## WHAT THE EXERCISE ASKS:
The records underneath are to be repeated exactly, with the pictures left out.

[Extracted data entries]
____________
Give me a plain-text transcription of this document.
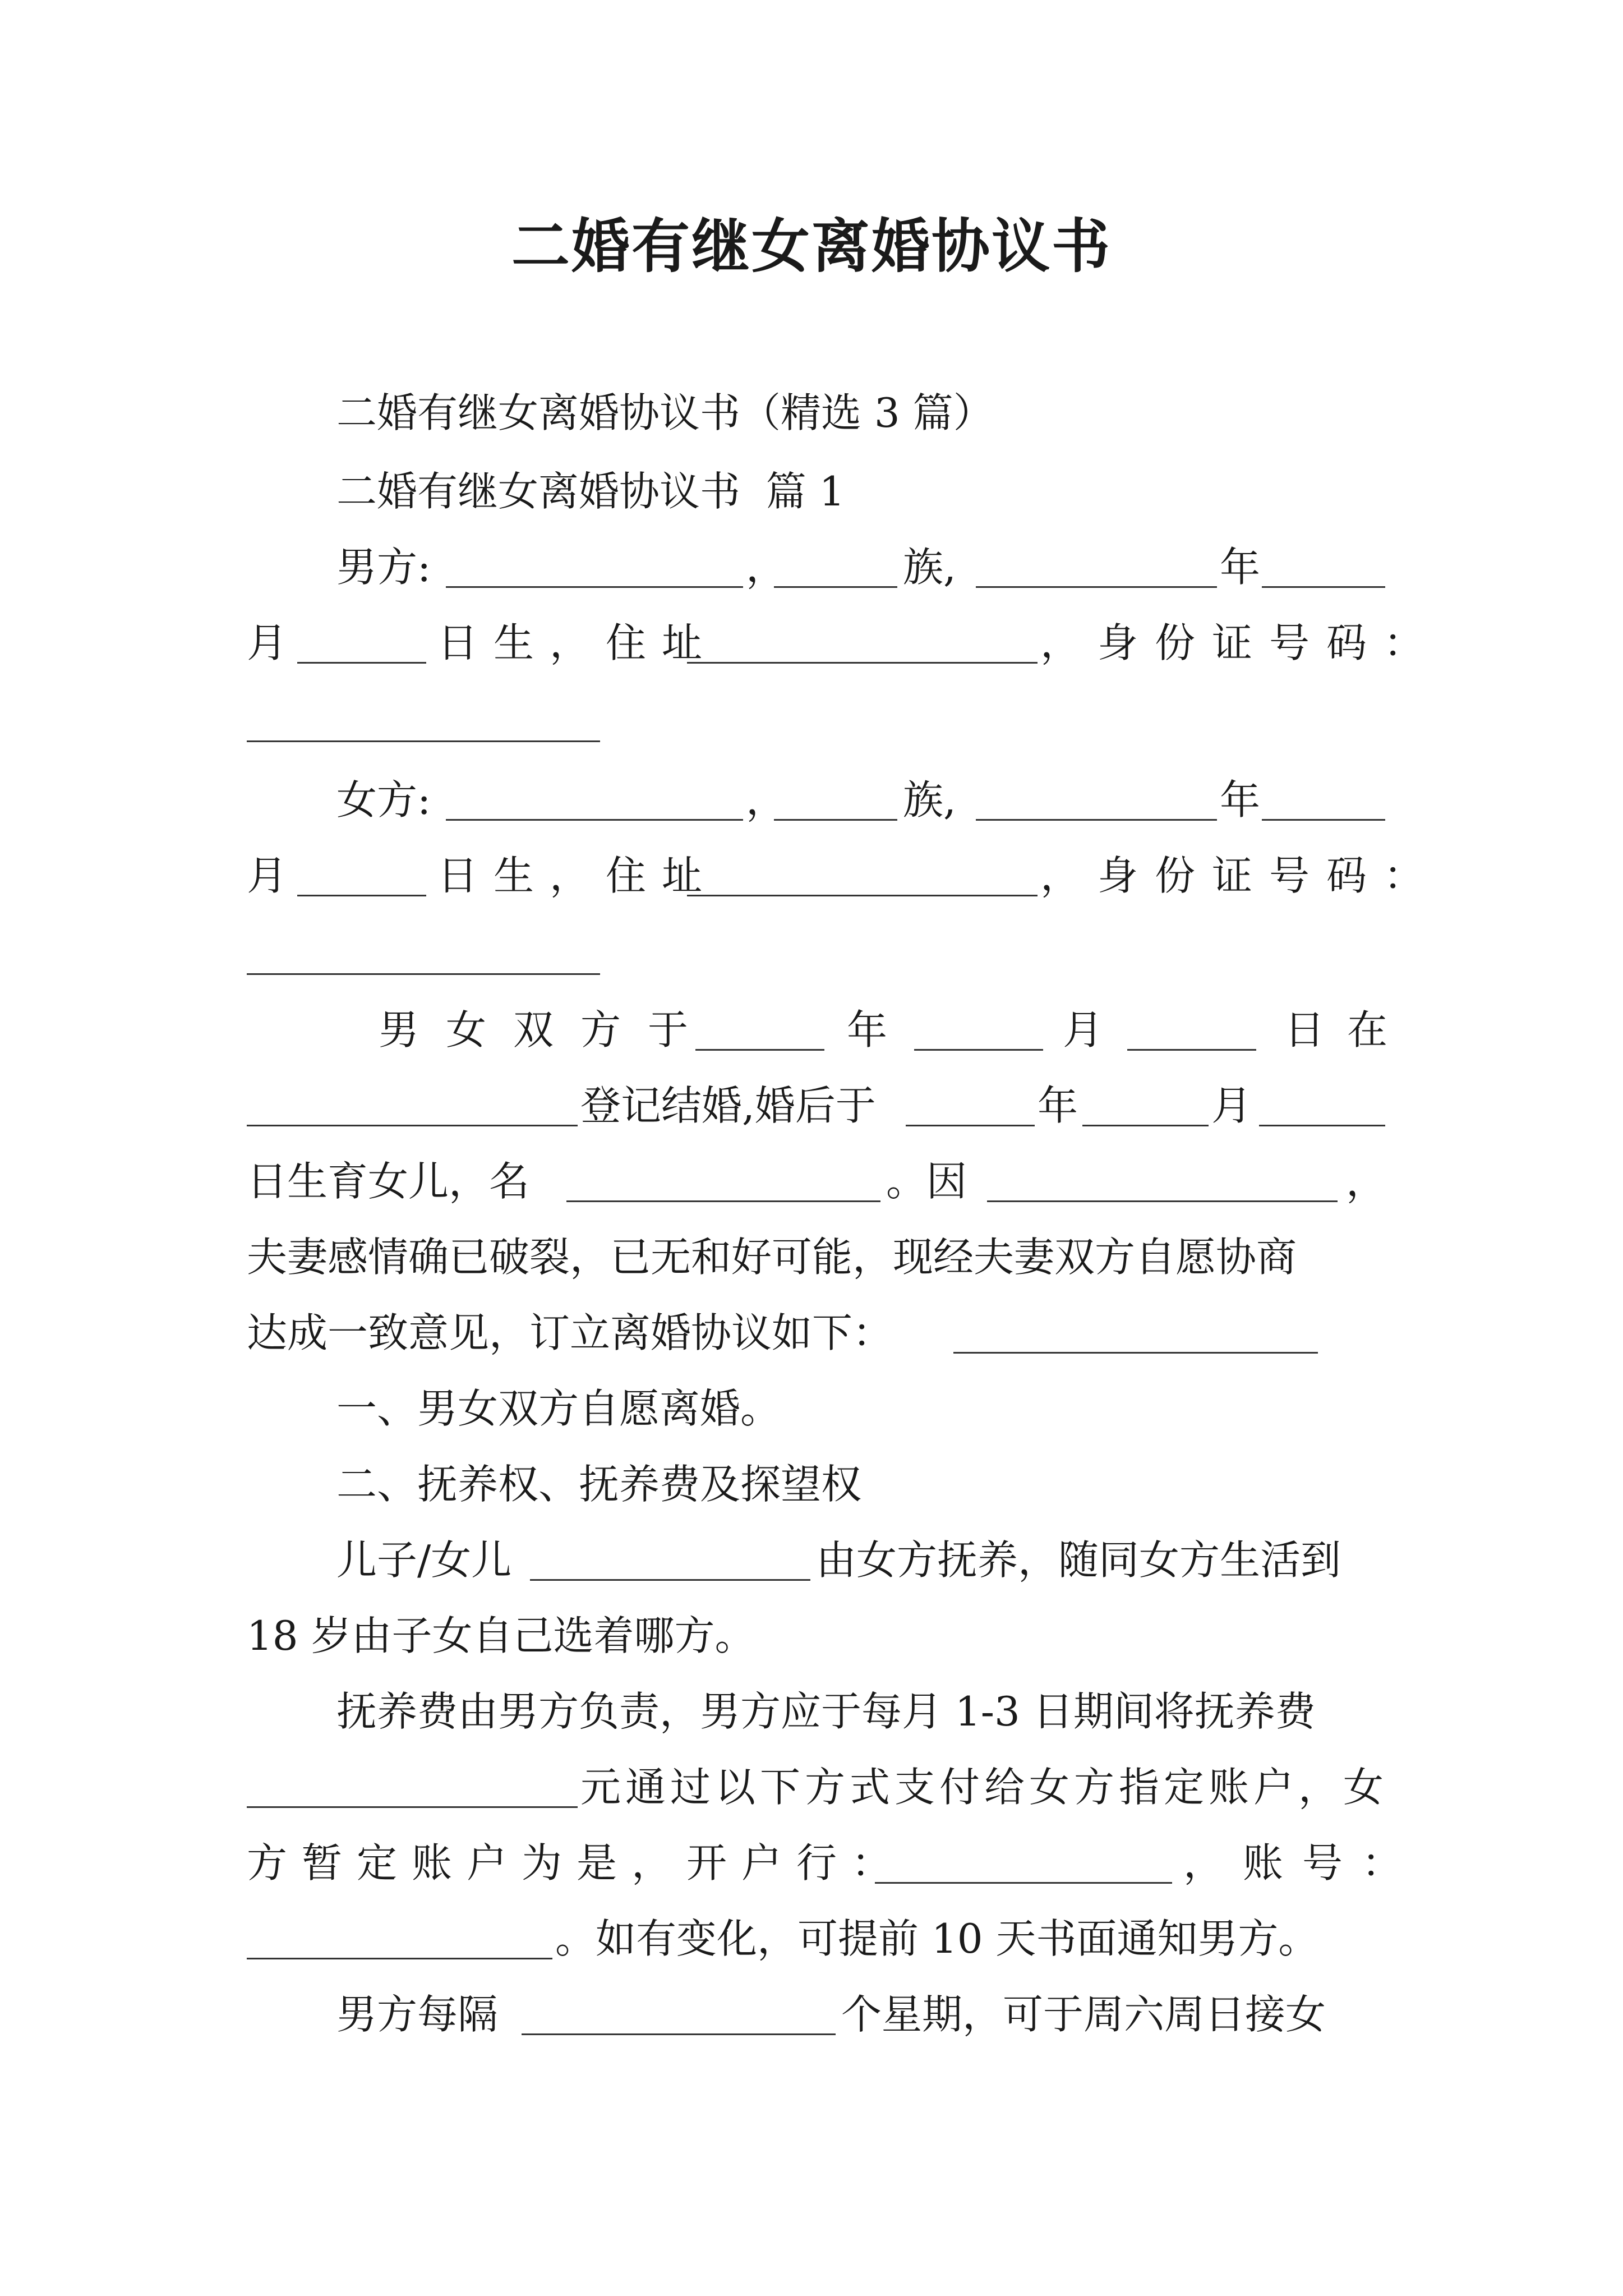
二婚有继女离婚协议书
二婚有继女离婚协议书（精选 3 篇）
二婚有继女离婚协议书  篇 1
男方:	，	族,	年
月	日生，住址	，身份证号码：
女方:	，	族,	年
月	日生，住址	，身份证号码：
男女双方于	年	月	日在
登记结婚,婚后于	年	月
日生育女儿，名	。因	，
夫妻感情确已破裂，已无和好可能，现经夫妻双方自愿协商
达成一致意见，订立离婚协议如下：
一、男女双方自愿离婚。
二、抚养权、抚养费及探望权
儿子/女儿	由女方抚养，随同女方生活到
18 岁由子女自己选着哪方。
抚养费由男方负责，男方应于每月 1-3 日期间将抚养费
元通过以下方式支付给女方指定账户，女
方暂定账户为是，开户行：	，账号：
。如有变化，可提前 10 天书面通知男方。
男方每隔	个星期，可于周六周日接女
____________
## EXPECTED ANSWER:
Give me a plain-text transcription of this document.
二婚有继女离婚协议书
二婚有继女离婚协议书（精选 3 篇）
二婚有继女离婚协议书  篇 1
男方:	，	族,	年
月	日生，住址	，身份证号码：
女方:	，	族,	年
月	日生，住址	，身份证号码：
男女双方于	年	月	日在
登记结婚,婚后于	年	月
日生育女儿，名	。因	，
夫妻感情确已破裂，已无和好可能，现经夫妻双方自愿协商
达成一致意见，订立离婚协议如下：
一、男女双方自愿离婚。
二、抚养权、抚养费及探望权
儿子/女儿	由女方抚养，随同女方生活到
18 岁由子女自己选着哪方。
抚养费由男方负责，男方应于每月 1-3 日期间将抚养费
元通过以下方式支付给女方指定账户，女
方暂定账户为是，开户行：	，账号：
。如有变化，可提前 10 天书面通知男方。
男方每隔	个星期，可于周六周日接女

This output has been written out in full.